start Provided records
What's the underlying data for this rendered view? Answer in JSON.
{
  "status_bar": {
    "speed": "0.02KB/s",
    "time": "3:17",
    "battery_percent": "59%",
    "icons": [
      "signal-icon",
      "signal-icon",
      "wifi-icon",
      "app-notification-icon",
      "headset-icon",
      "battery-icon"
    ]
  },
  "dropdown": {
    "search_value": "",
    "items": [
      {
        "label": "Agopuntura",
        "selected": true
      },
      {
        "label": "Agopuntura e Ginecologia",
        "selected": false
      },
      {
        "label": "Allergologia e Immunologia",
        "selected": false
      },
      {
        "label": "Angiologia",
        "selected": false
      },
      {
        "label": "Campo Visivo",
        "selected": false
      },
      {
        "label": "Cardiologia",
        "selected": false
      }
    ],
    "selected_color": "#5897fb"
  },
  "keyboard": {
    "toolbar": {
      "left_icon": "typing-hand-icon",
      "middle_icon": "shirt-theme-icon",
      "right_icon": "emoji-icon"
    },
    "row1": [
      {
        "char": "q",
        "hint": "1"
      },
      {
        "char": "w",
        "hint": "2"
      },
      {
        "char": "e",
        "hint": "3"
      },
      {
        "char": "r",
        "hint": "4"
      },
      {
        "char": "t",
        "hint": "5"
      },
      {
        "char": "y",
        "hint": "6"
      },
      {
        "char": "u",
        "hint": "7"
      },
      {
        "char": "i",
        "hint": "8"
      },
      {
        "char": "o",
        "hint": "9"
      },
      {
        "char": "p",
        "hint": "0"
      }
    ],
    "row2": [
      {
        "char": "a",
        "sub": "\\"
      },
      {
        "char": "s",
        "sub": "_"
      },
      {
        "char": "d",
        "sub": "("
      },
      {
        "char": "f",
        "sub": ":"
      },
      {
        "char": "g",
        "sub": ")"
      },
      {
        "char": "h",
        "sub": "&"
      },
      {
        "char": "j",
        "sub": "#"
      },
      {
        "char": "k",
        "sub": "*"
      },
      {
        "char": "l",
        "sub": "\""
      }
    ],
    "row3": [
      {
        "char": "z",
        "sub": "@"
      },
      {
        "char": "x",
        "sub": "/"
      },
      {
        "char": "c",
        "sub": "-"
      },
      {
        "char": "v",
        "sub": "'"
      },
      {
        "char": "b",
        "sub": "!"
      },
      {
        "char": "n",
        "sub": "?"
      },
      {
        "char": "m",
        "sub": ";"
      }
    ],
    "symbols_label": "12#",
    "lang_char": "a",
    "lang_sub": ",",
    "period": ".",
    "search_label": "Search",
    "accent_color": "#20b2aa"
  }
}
end Provided records
- **Given instruction**
Copy each entry exactly, with nothing added or dropped.

- **Correct result**
What's the underlying data for this rendered view? Answer in JSON.
{
  "status_bar": {
    "speed": "0.02KB/s",
    "time": "3:17",
    "battery_percent": "59%",
    "icons": [
      "signal-icon",
      "signal-icon",
      "wifi-icon",
      "app-notification-icon",
      "headset-icon",
      "battery-icon"
    ]
  },
  "dropdown": {
    "search_value": "",
    "items": [
      {
        "label": "Agopuntura",
        "selected": true
      },
      {
        "label": "Agopuntura e Ginecologia",
        "selected": false
      },
      {
        "label": "Allergologia e Immunologia",
        "selected": false
      },
      {
        "label": "Angiologia",
        "selected": false
      },
      {
        "label": "Campo Visivo",
        "selected": false
      },
      {
        "label": "Cardiologia",
        "selected": false
      }
    ],
    "selected_color": "#5897fb"
  },
  "keyboard": {
    "toolbar": {
      "left_icon": "typing-hand-icon",
      "middle_icon": "shirt-theme-icon",
      "right_icon": "emoji-icon"
    },
    "row1": [
      {
        "char": "q",
        "hint": "1"
      },
      {
        "char": "w",
        "hint": "2"
      },
      {
        "char": "e",
        "hint": "3"
      },
      {
        "char": "r",
        "hint": "4"
      },
      {
        "char": "t",
        "hint": "5"
      },
      {
        "char": "y",
        "hint": "6"
      },
      {
        "char": "u",
        "hint": "7"
      },
      {
        "char": "i",
        "hint": "8"
      },
      {
        "char": "o",
        "hint": "9"
      },
      {
        "char": "p",
        "hint": "0"
      }
    ],
    "row2": [
      {
        "char": "a",
        "sub": "\\"
      },
      {
        "char": "s",
        "sub": "_"
      },
      {
        "char": "d",
        "sub": "("
      },
      {
        "char": "f",
        "sub": ":"
      },
      {
        "char": "g",
        "sub": ")"
      },
      {
        "char": "h",
        "sub": "&"
      },
      {
        "char": "j",
        "sub": "#"
      },
      {
        "char": "k",
        "sub": "*"
      },
      {
        "char": "l",
        "sub": "\""
      }
    ],
    "row3": [
      {
        "char": "z",
        "sub": "@"
      },
      {
        "char": "x",
        "sub": "/"
      },
      {
        "char": "c",
        "sub": "-"
      },
      {
        "char": "v",
        "sub": "'"
      },
      {
        "char": "b",
        "sub": "!"
      },
      {
        "char": "n",
        "sub": "?"
      },
      {
        "char": "m",
        "sub": ";"
      }
    ],
    "symbols_label": "12#",
    "lang_char": "a",
    "lang_sub": ",",
    "period": ".",
    "search_label": "Search",
    "accent_color": "#20b2aa"
  }
}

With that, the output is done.